[PROBLEM] Return each line of the records holding the string "name".
══ MATERIAL SUPPLIED
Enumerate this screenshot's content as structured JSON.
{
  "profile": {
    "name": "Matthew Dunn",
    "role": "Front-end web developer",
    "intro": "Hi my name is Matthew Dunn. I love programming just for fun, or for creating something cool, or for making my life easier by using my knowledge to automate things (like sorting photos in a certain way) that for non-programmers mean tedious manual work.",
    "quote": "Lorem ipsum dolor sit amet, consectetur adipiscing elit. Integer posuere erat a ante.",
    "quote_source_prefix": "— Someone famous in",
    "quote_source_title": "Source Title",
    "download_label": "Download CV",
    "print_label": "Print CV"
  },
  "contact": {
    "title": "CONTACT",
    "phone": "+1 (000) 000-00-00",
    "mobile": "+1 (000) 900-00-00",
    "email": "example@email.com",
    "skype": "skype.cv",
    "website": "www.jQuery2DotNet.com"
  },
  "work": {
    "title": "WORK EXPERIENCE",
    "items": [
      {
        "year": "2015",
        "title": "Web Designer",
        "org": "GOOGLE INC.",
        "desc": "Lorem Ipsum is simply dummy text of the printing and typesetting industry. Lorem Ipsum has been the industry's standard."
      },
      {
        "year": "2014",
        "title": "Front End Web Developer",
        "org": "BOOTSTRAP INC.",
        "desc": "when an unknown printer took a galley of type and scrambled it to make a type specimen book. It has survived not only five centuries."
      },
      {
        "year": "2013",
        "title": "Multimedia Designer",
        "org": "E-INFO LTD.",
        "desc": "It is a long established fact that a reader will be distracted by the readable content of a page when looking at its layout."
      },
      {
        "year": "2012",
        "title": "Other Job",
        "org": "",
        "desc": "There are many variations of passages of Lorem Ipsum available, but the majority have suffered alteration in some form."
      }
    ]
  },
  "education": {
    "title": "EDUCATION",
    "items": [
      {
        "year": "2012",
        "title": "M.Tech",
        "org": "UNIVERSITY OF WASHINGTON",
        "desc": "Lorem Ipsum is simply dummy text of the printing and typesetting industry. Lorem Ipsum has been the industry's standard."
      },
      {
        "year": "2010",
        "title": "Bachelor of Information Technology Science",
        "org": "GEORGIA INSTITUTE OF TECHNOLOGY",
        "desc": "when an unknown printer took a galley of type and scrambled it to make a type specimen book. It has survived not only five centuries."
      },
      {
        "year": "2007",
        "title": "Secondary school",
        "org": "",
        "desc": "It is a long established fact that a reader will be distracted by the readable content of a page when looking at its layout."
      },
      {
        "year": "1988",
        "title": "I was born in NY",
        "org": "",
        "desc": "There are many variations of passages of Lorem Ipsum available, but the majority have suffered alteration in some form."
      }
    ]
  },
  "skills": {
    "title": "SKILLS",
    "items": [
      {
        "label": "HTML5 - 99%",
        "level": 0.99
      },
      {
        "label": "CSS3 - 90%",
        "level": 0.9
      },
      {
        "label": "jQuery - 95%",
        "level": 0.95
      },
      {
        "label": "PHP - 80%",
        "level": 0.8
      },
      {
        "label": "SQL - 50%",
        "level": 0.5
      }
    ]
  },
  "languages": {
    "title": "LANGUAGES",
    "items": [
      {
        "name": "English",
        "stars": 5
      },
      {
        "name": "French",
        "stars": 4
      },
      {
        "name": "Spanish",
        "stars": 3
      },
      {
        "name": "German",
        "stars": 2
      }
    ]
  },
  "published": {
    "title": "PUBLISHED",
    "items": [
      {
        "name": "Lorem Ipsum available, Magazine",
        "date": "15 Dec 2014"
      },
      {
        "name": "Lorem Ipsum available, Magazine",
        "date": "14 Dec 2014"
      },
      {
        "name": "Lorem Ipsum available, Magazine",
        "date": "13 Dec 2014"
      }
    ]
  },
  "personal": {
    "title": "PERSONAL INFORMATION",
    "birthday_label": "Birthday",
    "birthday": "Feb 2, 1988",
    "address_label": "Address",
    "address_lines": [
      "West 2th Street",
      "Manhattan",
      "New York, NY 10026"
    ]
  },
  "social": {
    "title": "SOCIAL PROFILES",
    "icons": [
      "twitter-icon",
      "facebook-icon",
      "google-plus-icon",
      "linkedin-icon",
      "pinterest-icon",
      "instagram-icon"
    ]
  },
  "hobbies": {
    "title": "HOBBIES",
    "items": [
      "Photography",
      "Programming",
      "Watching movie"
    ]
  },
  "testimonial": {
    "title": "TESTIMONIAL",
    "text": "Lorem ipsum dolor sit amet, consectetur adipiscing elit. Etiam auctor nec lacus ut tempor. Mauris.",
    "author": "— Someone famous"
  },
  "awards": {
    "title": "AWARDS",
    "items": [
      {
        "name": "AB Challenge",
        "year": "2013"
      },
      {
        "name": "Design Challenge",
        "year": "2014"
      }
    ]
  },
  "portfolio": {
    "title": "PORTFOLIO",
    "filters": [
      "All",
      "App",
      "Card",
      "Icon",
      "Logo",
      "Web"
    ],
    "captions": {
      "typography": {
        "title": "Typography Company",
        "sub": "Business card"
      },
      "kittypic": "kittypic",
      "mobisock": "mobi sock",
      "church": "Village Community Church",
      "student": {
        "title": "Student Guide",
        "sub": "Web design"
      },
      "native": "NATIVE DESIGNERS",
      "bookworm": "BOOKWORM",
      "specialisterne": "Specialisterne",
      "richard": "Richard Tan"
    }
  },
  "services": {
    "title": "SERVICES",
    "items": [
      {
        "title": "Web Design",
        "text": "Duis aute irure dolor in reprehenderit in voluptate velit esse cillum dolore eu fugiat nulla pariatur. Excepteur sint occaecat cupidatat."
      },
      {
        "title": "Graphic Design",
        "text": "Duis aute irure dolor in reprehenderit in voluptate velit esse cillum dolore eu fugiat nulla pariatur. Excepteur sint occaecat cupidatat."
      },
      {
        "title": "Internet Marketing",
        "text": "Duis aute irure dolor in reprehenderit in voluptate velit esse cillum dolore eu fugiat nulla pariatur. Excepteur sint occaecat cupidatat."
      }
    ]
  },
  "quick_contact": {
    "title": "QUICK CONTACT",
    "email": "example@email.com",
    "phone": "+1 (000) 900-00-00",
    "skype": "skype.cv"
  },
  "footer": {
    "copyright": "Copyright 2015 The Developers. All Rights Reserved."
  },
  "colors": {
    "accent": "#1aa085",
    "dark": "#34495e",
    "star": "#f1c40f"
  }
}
════
[CORRECT RESPONSE]
    "name": "Matthew Dunn",
    "intro": "Hi my name is Matthew Dunn. I love programming just for fun, or for creating something cool, or for making my life easier by using my knowledge to automate things (like sorting photos in a certain way) that for non-programmers mean tedious manual work.",
        "name": "English",
        "name": "French",
        "name": "Spanish",
        "name": "German",
        "name": "Lorem Ipsum available, Magazine",
        "name": "Lorem Ipsum available, Magazine",
        "name": "Lorem Ipsum available, Magazine",
        "name": "AB Challenge",
        "name": "Design Challenge",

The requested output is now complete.